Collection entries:

-------------------------

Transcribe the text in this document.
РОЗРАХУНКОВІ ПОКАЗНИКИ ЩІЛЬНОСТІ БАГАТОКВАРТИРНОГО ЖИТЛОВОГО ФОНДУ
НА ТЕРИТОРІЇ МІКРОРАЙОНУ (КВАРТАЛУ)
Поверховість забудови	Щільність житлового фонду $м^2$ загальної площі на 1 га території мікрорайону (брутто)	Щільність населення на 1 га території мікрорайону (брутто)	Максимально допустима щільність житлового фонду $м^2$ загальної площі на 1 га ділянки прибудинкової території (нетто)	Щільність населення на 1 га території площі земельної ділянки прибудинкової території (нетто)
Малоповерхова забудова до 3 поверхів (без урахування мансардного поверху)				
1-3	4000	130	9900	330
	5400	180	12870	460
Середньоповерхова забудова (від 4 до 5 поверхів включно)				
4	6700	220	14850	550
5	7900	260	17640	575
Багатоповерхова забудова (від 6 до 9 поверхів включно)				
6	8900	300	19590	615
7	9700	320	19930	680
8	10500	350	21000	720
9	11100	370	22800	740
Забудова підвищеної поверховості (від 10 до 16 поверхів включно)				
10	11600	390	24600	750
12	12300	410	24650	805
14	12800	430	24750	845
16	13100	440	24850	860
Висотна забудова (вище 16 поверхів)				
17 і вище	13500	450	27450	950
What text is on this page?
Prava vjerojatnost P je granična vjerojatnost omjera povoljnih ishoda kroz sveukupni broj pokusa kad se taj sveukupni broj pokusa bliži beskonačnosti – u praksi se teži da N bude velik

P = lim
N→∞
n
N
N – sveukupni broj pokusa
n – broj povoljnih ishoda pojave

-------------------------

Tally every line of the data that holds the word "включно" and write the count alone.

3